Rewrite all the rows with "dim-arrow-down-icon" substituted by "dimension-arrow-down-icon" and everything else left unchanged. Omit the pictures from your answer.

** BEGIN Data shown **

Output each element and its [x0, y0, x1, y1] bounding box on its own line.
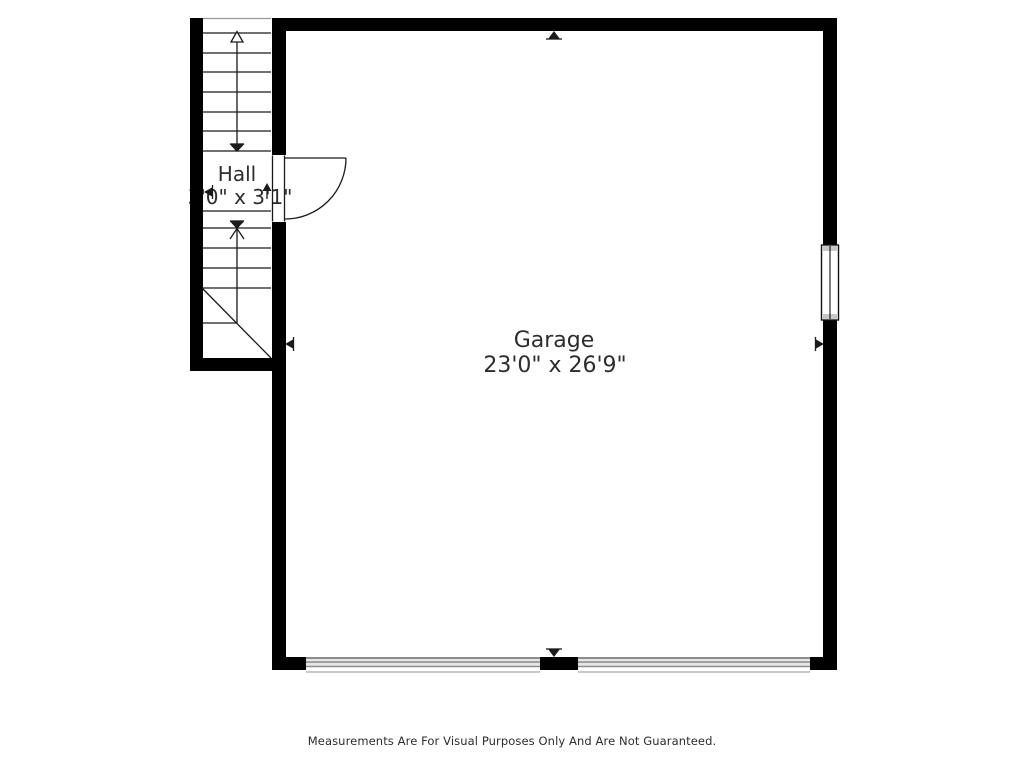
door-swing-arc	[285, 158, 346, 219]
hall-left-wall	[190, 18, 203, 371]
hall-room-dimensions: 3'0" x 3'1"	[188, 185, 293, 209]
garage-right-wall-lower	[823, 320, 837, 670]
dim-arrow-up-icon	[548, 31, 560, 39]
garage-right-wall-upper	[823, 18, 837, 245]
floor-plan: Hall 3'0" x 3'1"	[0, 0, 1024, 768]
disclaimer-text: Measurements Are For Visual Purposes Onl…	[0, 734, 1024, 748]
floor-plan-drawing: Hall 3'0" x 3'1"	[0, 0, 1024, 768]
window	[822, 245, 839, 320]
garage-door-left	[306, 657, 540, 672]
garage-room-dimensions: 23'0" x 26'9"	[483, 353, 626, 378]
garage-labels: Garage 23'0" x 26'9"	[483, 328, 626, 378]
garage-door-right	[578, 657, 810, 672]
garage-top-wall	[272, 18, 837, 31]
hall-garage-wall-above-door	[272, 18, 286, 155]
hall-bottom-wall	[190, 358, 286, 371]
dim-arrow-left-icon	[285, 340, 293, 349]
hall-room-name: Hall	[218, 162, 256, 186]
garage-left-wall	[272, 222, 286, 670]
garage-bottom-wall-center-pier	[540, 657, 578, 670]
garage-bottom-wall-left-block	[272, 657, 306, 670]
dim-arrow-down-icon	[548, 649, 560, 657]
garage-bottom-wall-right-block	[810, 657, 837, 670]
dim-arrow-down-icon	[231, 145, 243, 152]
hall-labels: Hall 3'0" x 3'1"	[188, 162, 293, 209]
dim-arrow-right-icon	[816, 340, 824, 349]
dim-arrow-down-icon	[231, 222, 243, 229]
garage-room-name: Garage	[514, 328, 595, 353]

** END Data shown **

**Solution:**
Output each element and its [x0, y0, x1, y1] bounding box on its own line.
door-swing-arc	[285, 158, 346, 219]
hall-left-wall	[190, 18, 203, 371]
hall-room-dimensions: 3'0" x 3'1"	[188, 185, 293, 209]
garage-right-wall-lower	[823, 320, 837, 670]
dim-arrow-up-icon	[548, 31, 560, 39]
garage-right-wall-upper	[823, 18, 837, 245]
floor-plan: Hall 3'0" x 3'1"	[0, 0, 1024, 768]
disclaimer-text: Measurements Are For Visual Purposes Onl…	[0, 734, 1024, 748]
floor-plan-drawing: Hall 3'0" x 3'1"	[0, 0, 1024, 768]
window	[822, 245, 839, 320]
garage-door-left	[306, 657, 540, 672]
garage-room-dimensions: 23'0" x 26'9"	[483, 353, 626, 378]
garage-labels: Garage 23'0" x 26'9"	[483, 328, 626, 378]
garage-door-right	[578, 657, 810, 672]
garage-top-wall	[272, 18, 837, 31]
hall-garage-wall-above-door	[272, 18, 286, 155]
hall-bottom-wall	[190, 358, 286, 371]
dim-arrow-left-icon	[285, 340, 293, 349]
hall-room-name: Hall	[218, 162, 256, 186]
garage-left-wall	[272, 222, 286, 670]
garage-bottom-wall-center-pier	[540, 657, 578, 670]
garage-bottom-wall-left-block	[272, 657, 306, 670]
dimension-arrow-down-icon	[548, 649, 560, 657]
garage-bottom-wall-right-block	[810, 657, 837, 670]
dimension-arrow-down-icon	[231, 145, 243, 152]
hall-labels: Hall 3'0" x 3'1"	[188, 162, 293, 209]
dim-arrow-right-icon	[816, 340, 824, 349]
dimension-arrow-down-icon	[231, 222, 243, 229]
garage-room-name: Garage	[514, 328, 595, 353]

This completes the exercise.